Stated exercise
Copy the data below word for word, keeping every line except the pictures.

Extracted information
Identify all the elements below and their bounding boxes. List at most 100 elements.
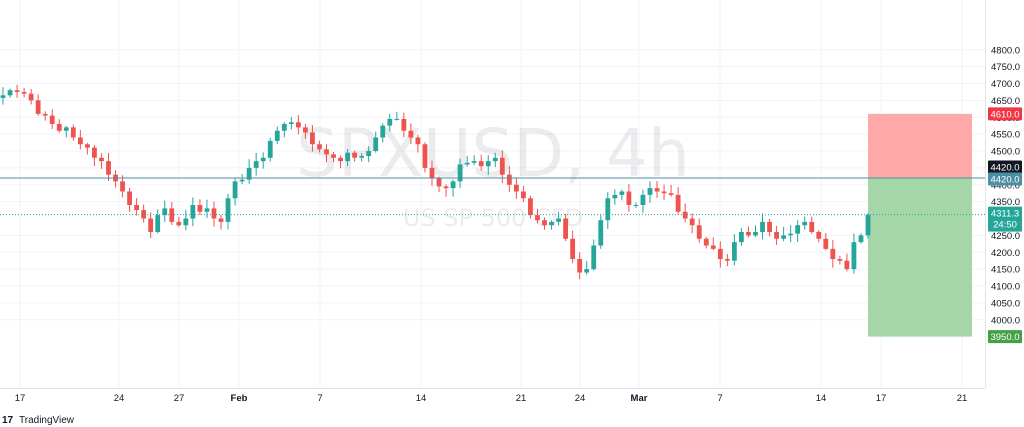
candle-body (183, 218, 189, 226)
price-tick-label: 4050.0 (991, 298, 1020, 309)
candle-body (422, 144, 428, 168)
candle-body (162, 208, 168, 216)
candle-body (415, 137, 421, 145)
candle-body (401, 118, 407, 131)
candle-body (14, 90, 20, 92)
candle-body (134, 205, 140, 211)
candle-body (633, 205, 639, 206)
candle-body (823, 238, 829, 249)
candle-body (675, 194, 681, 212)
price-tick-label: 4750.0 (991, 62, 1020, 73)
candle-body (429, 167, 435, 178)
time-axis[interactable]: 17 24 27 Feb 7 14 21 24 Mar 7 14 17 21 (15, 393, 968, 404)
candle-body (288, 122, 294, 124)
candle-body (654, 188, 660, 192)
candle-body (218, 218, 224, 222)
candle-body (795, 225, 801, 234)
candle-body (155, 215, 161, 232)
stop-loss-zone[interactable] (868, 113, 972, 178)
price-tick-label: 4100.0 (991, 282, 1020, 293)
candle-body (239, 179, 245, 182)
candle-body (499, 157, 505, 175)
candle-body (345, 152, 350, 162)
candle-body (21, 91, 27, 94)
time-tick-label: Mar (631, 393, 648, 404)
candle-body (211, 208, 217, 219)
time-tick-label: 21 (516, 393, 527, 404)
time-tick-label: 27 (174, 393, 185, 404)
candle-body (647, 188, 653, 195)
candle-body (450, 181, 456, 189)
price-tick-label: 4150.0 (991, 265, 1020, 276)
candle-body (619, 191, 625, 195)
candle-body (70, 127, 76, 138)
candle-body (851, 242, 857, 270)
candle-body (865, 214, 871, 236)
candle-body (267, 140, 273, 158)
price-axis[interactable]: 4800.04750.04700.04650.04600.04550.04500… (991, 45, 1020, 326)
candle-body (324, 149, 329, 155)
candle-body (570, 238, 576, 259)
candle-body (717, 248, 723, 259)
candle-body (858, 235, 864, 243)
candle-body (802, 221, 808, 226)
candle-body (42, 113, 48, 116)
candle-body (394, 118, 400, 120)
candle-body (535, 215, 540, 221)
candle-body (197, 205, 203, 212)
candle-body (302, 127, 308, 133)
candle-body (788, 233, 794, 236)
take-profit-zone[interactable] (868, 178, 972, 337)
candle-body (443, 186, 449, 189)
candle-body (760, 221, 765, 232)
candle-body (106, 161, 111, 175)
tradingview-logo[interactable]: 17 TradingView (2, 415, 75, 426)
candle-body (521, 191, 526, 199)
target-price-label: 3950.0 (990, 332, 1019, 343)
price-tick-label: 4000.0 (991, 315, 1020, 326)
candle-body (35, 100, 41, 114)
entry-price-tag: 4420.0 (988, 160, 1022, 174)
candle-body (359, 156, 365, 158)
bar-countdown-label: 24:50 (993, 220, 1017, 231)
candle-body (478, 161, 484, 167)
time-tick-label: 7 (317, 393, 322, 404)
candle-body (513, 184, 519, 192)
stop-price-tag: 4610.0 (988, 107, 1022, 121)
candle-body (408, 130, 414, 138)
price-tick-label: 4350.0 (991, 197, 1020, 208)
candle-body (77, 137, 83, 145)
candle-body (492, 157, 498, 162)
candle-body (556, 218, 561, 222)
candle-body (724, 259, 730, 261)
candle-body (190, 205, 196, 219)
candle-body (120, 181, 125, 192)
candle-body (612, 194, 618, 199)
candle-body (471, 161, 477, 163)
candle-body (457, 164, 463, 182)
candle-body (225, 198, 231, 222)
candle-body (253, 161, 259, 168)
target-price-tag: 3950.0 (988, 330, 1022, 344)
candle-body (605, 198, 611, 221)
long-position-tool[interactable] (868, 113, 972, 337)
candle-body (837, 259, 843, 261)
candle-body (591, 245, 597, 270)
candle-body (506, 174, 512, 185)
candle-body (366, 151, 372, 157)
candle-body (373, 137, 379, 151)
candle-body (127, 191, 132, 205)
candle-body (809, 221, 815, 232)
candle-body (563, 218, 569, 239)
candle-body (844, 260, 850, 270)
candle-body (49, 115, 55, 124)
candle-body (696, 225, 702, 239)
last-price-label: 4311.3 (991, 209, 1019, 220)
time-tick-label: 14 (816, 393, 827, 404)
candle-body (317, 144, 322, 150)
candle-body (626, 191, 632, 205)
candle-body (682, 211, 688, 219)
candle-body (774, 232, 779, 239)
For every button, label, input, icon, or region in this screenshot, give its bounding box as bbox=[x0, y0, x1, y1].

Output of the task
Identify all the elements below and their bounding boxes. List at most 100 elements.
candle-body (183, 218, 189, 226)
price-tick-label: 4050.0 (991, 298, 1020, 309)
candle-body (422, 144, 428, 168)
candle-body (162, 208, 168, 216)
candle-body (415, 137, 421, 145)
candle-body (401, 118, 407, 131)
candle-body (14, 90, 20, 92)
candle-body (134, 205, 140, 211)
candle-body (633, 205, 639, 206)
candle-body (823, 238, 829, 249)
candle-body (675, 194, 681, 212)
price-tick-label: 4750.0 (991, 62, 1020, 73)
candle-body (429, 167, 435, 178)
time-axis[interactable]: 17 24 27 Feb 7 14 21 24 Mar 7 14 17 21 (15, 393, 968, 404)
candle-body (288, 122, 294, 124)
candle-body (654, 188, 660, 192)
candle-body (218, 218, 224, 222)
candle-body (795, 225, 801, 234)
candle-body (155, 215, 161, 232)
stop-loss-zone[interactable] (868, 113, 972, 178)
price-tick-label: 4100.0 (991, 282, 1020, 293)
candle-body (239, 179, 245, 182)
candle-body (499, 157, 505, 175)
candle-body (345, 152, 350, 162)
candle-body (21, 91, 27, 94)
time-tick-label: Mar (631, 393, 648, 404)
candle-body (211, 208, 217, 219)
time-tick-label: 21 (516, 393, 527, 404)
time-tick-label: 27 (174, 393, 185, 404)
candle-body (647, 188, 653, 195)
candle-body (450, 181, 456, 189)
price-tick-label: 4150.0 (991, 265, 1020, 276)
candle-body (619, 191, 625, 195)
candle-body (70, 127, 76, 138)
candle-body (851, 242, 857, 270)
candle-body (865, 214, 871, 236)
candle-body (267, 140, 273, 158)
price-axis[interactable]: 4800.04750.04700.04650.04600.04550.04500… (991, 45, 1020, 326)
candle-body (324, 149, 329, 155)
candle-body (570, 238, 576, 259)
candle-body (717, 248, 723, 259)
candle-body (858, 235, 864, 243)
candle-body (802, 221, 808, 226)
candle-body (42, 113, 48, 116)
candle-body (394, 118, 400, 120)
candle-body (535, 215, 540, 221)
candle-body (197, 205, 203, 212)
candle-body (302, 127, 308, 133)
candle-body (788, 233, 794, 236)
take-profit-zone[interactable] (868, 178, 972, 337)
candle-body (443, 186, 449, 189)
candle-body (760, 221, 765, 232)
candle-body (106, 161, 111, 175)
tradingview-logo[interactable]: 17 TradingView (2, 415, 75, 426)
candle-body (521, 191, 526, 199)
target-price-label: 3950.0 (990, 332, 1019, 343)
price-tick-label: 4000.0 (991, 315, 1020, 326)
candle-body (35, 100, 41, 114)
entry-price-tag: 4420.0 (988, 160, 1022, 174)
candle-body (359, 156, 365, 158)
bar-countdown-label: 24:50 (993, 220, 1017, 231)
candle-body (478, 161, 484, 167)
time-tick-label: 7 (317, 393, 322, 404)
candle-body (513, 184, 519, 192)
stop-price-tag: 4610.0 (988, 107, 1022, 121)
candle-body (408, 130, 414, 138)
price-tick-label: 4350.0 (991, 197, 1020, 208)
candle-body (77, 137, 83, 145)
candle-body (492, 157, 498, 162)
candle-body (556, 218, 561, 222)
candle-body (724, 259, 730, 261)
candle-body (190, 205, 196, 219)
candle-body (120, 181, 125, 192)
candle-body (612, 194, 618, 199)
candle-body (471, 161, 477, 163)
candle-body (457, 164, 463, 182)
candle-body (225, 198, 231, 222)
candle-body (253, 161, 259, 168)
target-price-tag: 3950.0 (988, 330, 1022, 344)
candle-body (605, 198, 611, 221)
long-position-tool[interactable] (868, 113, 972, 337)
candle-body (837, 259, 843, 261)
candle-body (591, 245, 597, 270)
candle-body (506, 174, 512, 185)
candle-body (366, 151, 372, 157)
candle-body (373, 137, 379, 151)
candle-body (127, 191, 132, 205)
candle-body (809, 221, 815, 232)
candle-body (563, 218, 569, 239)
candle-body (844, 260, 850, 270)
candle-body (49, 115, 55, 124)
candle-body (696, 225, 702, 239)
last-price-label: 4311.3 (991, 209, 1019, 220)
time-tick-label: 14 (816, 393, 827, 404)
candle-body (317, 144, 322, 150)
candle-body (626, 191, 632, 205)
candle-body (682, 211, 688, 219)
candle-body (774, 232, 779, 239)
For every button, label, input, icon, or region in this screenshot, give its bounding box as bbox=[x0, y0, x1, y1].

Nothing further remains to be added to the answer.